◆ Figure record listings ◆
++++++++++++++++++++
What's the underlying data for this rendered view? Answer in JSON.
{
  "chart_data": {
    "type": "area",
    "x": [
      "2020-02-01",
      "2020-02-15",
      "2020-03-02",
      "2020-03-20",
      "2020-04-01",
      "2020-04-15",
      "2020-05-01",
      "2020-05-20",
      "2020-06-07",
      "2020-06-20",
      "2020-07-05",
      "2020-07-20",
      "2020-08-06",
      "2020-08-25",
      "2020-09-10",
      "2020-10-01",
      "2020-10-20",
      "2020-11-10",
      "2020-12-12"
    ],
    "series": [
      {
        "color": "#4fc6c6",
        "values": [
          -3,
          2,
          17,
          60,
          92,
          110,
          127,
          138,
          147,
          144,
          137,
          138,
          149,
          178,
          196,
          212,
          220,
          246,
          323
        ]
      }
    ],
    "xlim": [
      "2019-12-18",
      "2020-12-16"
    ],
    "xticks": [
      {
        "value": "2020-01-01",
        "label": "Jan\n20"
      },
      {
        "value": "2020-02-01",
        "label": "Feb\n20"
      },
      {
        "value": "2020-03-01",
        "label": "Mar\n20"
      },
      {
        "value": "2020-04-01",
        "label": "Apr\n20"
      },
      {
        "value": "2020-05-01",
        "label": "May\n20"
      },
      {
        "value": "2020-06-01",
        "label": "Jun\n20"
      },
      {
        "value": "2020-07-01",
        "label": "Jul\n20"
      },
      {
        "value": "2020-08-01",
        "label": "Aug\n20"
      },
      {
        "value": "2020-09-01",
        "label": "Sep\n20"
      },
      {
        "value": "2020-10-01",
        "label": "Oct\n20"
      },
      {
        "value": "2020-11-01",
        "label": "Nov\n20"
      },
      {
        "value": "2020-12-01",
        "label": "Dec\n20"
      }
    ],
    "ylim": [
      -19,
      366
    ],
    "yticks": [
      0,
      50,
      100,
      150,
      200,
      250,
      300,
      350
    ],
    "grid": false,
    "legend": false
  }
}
++++++++++++++++++++
◆ YOUR OBJECTIVE ◆
Reproduce each entry exactly, leaving out nothing.

◆ RESULT BELOW ◆
What's the underlying data for this rendered view? Answer in JSON.
{
  "chart_data": {
    "type": "area",
    "x": [
      "2020-02-01",
      "2020-02-15",
      "2020-03-02",
      "2020-03-20",
      "2020-04-01",
      "2020-04-15",
      "2020-05-01",
      "2020-05-20",
      "2020-06-07",
      "2020-06-20",
      "2020-07-05",
      "2020-07-20",
      "2020-08-06",
      "2020-08-25",
      "2020-09-10",
      "2020-10-01",
      "2020-10-20",
      "2020-11-10",
      "2020-12-12"
    ],
    "series": [
      {
        "color": "#4fc6c6",
        "values": [
          -3,
          2,
          17,
          60,
          92,
          110,
          127,
          138,
          147,
          144,
          137,
          138,
          149,
          178,
          196,
          212,
          220,
          246,
          323
        ]
      }
    ],
    "xlim": [
      "2019-12-18",
      "2020-12-16"
    ],
    "xticks": [
      {
        "value": "2020-01-01",
        "label": "Jan\n20"
      },
      {
        "value": "2020-02-01",
        "label": "Feb\n20"
      },
      {
        "value": "2020-03-01",
        "label": "Mar\n20"
      },
      {
        "value": "2020-04-01",
        "label": "Apr\n20"
      },
      {
        "value": "2020-05-01",
        "label": "May\n20"
      },
      {
        "value": "2020-06-01",
        "label": "Jun\n20"
      },
      {
        "value": "2020-07-01",
        "label": "Jul\n20"
      },
      {
        "value": "2020-08-01",
        "label": "Aug\n20"
      },
      {
        "value": "2020-09-01",
        "label": "Sep\n20"
      },
      {
        "value": "2020-10-01",
        "label": "Oct\n20"
      },
      {
        "value": "2020-11-01",
        "label": "Nov\n20"
      },
      {
        "value": "2020-12-01",
        "label": "Dec\n20"
      }
    ],
    "ylim": [
      -19,
      366
    ],
    "yticks": [
      0,
      50,
      100,
      150,
      200,
      250,
      300,
      350
    ],
    "grid": false,
    "legend": false
  }
}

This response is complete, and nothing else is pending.